• _TASK INSTRUCTIONS_
Pull each line containing "dalam" out of the data and copy it.

• _DATASET_
---

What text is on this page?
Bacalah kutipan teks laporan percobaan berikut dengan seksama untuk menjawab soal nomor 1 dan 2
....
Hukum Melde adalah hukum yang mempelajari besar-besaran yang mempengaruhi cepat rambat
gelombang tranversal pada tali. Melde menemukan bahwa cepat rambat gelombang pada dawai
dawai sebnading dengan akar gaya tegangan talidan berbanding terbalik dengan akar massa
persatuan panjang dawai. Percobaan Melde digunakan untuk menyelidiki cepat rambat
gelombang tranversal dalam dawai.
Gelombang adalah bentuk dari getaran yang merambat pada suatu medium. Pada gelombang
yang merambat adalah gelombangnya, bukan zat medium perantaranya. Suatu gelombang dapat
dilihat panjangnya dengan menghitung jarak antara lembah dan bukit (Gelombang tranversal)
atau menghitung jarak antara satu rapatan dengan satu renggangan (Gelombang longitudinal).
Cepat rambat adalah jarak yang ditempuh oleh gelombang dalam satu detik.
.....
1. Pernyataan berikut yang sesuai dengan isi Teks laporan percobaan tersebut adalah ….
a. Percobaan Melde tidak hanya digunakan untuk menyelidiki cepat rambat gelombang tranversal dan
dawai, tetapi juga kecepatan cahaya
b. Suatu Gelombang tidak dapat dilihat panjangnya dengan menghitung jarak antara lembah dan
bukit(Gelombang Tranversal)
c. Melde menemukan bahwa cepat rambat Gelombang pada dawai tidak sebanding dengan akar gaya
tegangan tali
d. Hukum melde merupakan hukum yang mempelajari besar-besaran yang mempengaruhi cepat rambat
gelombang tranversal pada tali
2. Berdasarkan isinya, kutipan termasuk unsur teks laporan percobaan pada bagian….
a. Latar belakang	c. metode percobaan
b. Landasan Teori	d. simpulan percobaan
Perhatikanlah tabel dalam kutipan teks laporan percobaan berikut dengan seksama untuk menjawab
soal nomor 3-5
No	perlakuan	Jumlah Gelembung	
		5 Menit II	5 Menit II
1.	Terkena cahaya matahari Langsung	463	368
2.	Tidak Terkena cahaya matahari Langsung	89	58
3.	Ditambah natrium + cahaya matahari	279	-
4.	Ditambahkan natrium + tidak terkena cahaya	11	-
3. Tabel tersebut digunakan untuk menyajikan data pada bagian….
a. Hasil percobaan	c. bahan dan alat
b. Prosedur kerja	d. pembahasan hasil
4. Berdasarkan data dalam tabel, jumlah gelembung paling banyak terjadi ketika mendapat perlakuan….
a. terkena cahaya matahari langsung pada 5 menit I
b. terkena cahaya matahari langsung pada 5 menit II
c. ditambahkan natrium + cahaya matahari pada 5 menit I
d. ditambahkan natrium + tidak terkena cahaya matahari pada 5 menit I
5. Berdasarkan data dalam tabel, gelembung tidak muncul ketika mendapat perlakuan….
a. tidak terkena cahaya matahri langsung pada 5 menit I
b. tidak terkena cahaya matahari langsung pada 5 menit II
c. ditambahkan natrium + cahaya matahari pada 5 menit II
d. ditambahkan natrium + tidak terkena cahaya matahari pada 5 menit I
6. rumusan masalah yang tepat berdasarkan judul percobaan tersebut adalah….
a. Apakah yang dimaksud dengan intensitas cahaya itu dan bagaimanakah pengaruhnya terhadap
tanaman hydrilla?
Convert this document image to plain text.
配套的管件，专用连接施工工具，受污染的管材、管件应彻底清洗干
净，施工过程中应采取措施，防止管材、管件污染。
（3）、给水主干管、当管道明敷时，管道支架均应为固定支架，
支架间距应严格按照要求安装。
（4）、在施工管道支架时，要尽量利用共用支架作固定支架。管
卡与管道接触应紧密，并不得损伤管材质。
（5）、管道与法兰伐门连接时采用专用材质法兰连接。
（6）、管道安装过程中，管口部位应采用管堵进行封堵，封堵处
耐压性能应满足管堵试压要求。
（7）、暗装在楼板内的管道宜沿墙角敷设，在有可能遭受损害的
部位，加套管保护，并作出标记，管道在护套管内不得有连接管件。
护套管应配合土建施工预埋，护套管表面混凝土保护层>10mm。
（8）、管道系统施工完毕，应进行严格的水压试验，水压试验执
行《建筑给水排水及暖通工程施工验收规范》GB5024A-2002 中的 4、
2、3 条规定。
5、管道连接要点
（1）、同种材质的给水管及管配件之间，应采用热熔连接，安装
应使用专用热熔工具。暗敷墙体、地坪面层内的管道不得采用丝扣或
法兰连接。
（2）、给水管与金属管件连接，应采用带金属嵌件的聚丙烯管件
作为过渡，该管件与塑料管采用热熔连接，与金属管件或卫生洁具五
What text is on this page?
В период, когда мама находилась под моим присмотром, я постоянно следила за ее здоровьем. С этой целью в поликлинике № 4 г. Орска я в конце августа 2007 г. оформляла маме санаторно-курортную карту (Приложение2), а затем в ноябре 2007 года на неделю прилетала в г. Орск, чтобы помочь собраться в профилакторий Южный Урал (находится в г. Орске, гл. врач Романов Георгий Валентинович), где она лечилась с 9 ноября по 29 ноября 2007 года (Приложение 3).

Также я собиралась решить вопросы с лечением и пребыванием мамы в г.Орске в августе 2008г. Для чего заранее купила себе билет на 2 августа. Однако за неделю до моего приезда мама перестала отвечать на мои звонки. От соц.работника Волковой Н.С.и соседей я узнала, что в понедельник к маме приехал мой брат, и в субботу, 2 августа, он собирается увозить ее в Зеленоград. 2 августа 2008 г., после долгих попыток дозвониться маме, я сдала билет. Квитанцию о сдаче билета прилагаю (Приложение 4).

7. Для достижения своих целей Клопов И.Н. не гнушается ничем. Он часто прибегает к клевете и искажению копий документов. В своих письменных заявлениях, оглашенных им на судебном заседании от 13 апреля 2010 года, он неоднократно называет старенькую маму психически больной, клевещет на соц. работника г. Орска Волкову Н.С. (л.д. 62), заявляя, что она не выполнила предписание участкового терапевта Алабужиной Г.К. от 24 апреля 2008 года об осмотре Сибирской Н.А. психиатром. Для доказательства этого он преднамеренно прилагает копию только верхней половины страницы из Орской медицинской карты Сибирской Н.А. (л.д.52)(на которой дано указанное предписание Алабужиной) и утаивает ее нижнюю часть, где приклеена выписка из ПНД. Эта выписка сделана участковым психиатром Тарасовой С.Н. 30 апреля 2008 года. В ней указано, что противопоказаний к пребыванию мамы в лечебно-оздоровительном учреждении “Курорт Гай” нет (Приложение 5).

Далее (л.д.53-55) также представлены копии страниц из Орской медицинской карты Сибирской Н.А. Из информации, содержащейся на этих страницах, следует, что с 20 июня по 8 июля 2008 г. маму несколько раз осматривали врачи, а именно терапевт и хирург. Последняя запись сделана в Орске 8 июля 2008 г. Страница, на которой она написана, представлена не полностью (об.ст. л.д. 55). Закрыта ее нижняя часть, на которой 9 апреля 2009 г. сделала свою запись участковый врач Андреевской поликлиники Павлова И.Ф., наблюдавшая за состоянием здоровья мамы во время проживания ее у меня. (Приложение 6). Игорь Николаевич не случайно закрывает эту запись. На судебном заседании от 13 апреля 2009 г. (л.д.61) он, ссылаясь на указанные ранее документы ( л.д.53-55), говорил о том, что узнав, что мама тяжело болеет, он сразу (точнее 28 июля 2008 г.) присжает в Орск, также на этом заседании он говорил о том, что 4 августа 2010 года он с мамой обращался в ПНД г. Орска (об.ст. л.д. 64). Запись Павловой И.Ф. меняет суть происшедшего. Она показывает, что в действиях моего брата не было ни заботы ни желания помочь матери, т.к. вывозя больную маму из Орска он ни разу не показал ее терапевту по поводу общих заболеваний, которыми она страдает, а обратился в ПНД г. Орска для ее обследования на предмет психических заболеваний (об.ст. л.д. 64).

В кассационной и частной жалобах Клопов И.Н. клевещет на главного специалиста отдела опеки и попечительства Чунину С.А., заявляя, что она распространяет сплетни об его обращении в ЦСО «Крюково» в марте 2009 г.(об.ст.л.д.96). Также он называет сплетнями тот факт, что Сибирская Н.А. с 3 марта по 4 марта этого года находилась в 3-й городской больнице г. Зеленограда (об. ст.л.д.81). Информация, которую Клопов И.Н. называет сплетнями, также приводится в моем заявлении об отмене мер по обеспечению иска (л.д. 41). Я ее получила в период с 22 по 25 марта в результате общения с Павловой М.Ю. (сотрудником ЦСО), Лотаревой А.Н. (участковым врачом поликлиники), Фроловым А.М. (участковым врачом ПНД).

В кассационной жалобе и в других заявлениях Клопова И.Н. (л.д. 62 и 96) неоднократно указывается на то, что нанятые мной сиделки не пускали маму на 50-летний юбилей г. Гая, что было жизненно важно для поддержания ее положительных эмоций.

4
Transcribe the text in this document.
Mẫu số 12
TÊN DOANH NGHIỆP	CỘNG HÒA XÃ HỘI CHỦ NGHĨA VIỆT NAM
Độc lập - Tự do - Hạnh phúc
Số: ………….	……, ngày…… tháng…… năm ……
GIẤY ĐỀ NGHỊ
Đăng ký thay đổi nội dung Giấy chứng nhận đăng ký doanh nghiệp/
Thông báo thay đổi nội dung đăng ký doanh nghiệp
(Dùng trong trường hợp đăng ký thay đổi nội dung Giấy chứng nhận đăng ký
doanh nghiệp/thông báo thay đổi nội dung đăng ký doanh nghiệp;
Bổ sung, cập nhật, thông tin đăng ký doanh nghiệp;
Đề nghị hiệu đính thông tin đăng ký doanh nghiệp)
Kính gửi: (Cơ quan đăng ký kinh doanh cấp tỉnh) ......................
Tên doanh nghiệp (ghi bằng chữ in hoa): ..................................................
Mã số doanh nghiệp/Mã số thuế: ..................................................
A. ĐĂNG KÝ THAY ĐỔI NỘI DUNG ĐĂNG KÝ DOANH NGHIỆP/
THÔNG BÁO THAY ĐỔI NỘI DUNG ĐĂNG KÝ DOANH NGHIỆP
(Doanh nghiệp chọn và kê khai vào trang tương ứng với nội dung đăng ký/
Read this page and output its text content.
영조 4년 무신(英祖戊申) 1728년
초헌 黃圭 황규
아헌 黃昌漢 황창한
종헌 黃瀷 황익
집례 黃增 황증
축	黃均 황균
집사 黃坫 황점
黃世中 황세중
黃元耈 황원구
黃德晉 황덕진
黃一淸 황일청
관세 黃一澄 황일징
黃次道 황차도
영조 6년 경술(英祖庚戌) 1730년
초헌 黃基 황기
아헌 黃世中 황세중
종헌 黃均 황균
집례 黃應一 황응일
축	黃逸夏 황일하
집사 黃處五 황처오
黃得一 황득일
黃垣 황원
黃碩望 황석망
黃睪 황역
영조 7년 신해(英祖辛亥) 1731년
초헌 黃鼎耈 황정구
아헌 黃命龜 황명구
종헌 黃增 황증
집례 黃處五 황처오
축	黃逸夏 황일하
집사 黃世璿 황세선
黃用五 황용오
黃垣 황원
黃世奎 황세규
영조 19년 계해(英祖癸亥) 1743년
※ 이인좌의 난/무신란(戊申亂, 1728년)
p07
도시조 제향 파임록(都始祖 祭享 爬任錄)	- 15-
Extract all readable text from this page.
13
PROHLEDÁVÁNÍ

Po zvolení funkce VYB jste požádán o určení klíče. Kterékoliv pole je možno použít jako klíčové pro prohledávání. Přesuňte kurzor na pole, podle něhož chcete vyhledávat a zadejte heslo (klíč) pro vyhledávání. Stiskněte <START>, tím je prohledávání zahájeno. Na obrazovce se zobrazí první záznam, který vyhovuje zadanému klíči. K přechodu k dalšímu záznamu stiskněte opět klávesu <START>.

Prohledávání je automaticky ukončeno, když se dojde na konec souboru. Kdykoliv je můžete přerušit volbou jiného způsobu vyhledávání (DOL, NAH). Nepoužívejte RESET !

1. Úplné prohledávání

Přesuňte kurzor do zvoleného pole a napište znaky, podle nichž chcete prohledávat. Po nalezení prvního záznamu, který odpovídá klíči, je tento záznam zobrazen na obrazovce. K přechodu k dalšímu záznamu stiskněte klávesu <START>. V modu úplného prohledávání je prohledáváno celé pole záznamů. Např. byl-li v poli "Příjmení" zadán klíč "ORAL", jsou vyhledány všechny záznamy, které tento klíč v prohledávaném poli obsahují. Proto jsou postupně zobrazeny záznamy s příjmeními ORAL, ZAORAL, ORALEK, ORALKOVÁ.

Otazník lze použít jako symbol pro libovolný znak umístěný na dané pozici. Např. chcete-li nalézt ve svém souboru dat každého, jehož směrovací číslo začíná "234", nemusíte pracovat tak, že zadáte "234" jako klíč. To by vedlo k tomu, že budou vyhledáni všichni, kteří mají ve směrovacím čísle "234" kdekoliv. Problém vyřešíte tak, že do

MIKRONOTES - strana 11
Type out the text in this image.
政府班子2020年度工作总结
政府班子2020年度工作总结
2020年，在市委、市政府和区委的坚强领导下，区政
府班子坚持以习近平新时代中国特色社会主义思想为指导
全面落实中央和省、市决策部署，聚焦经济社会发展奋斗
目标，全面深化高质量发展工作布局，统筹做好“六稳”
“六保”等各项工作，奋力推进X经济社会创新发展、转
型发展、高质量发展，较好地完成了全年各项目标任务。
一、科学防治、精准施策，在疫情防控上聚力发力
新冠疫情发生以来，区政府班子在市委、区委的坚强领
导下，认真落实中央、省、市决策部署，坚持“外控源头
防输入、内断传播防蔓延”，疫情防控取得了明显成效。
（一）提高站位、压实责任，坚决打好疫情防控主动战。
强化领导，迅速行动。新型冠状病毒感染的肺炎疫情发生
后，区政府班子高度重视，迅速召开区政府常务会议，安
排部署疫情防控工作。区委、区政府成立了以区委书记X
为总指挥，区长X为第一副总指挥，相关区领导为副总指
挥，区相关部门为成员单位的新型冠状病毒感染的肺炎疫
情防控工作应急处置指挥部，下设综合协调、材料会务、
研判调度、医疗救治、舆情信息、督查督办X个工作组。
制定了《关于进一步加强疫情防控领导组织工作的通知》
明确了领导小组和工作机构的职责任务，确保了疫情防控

---

• _EXERCISE RESULT_
gelombang tranversal dalam dawai.
Cepat rambat adalah jarak yang ditempuh oleh gelombang dalam satu detik.
Perhatikanlah tabel dalam kutipan teks laporan percobaan berikut dengan seksama untuk menjawab
4. Berdasarkan data dalam tabel, jumlah gelembung paling banyak terjadi ketika mendapat perlakuan….
5. Berdasarkan data dalam tabel, gelembung tidak muncul ketika mendapat perlakuan….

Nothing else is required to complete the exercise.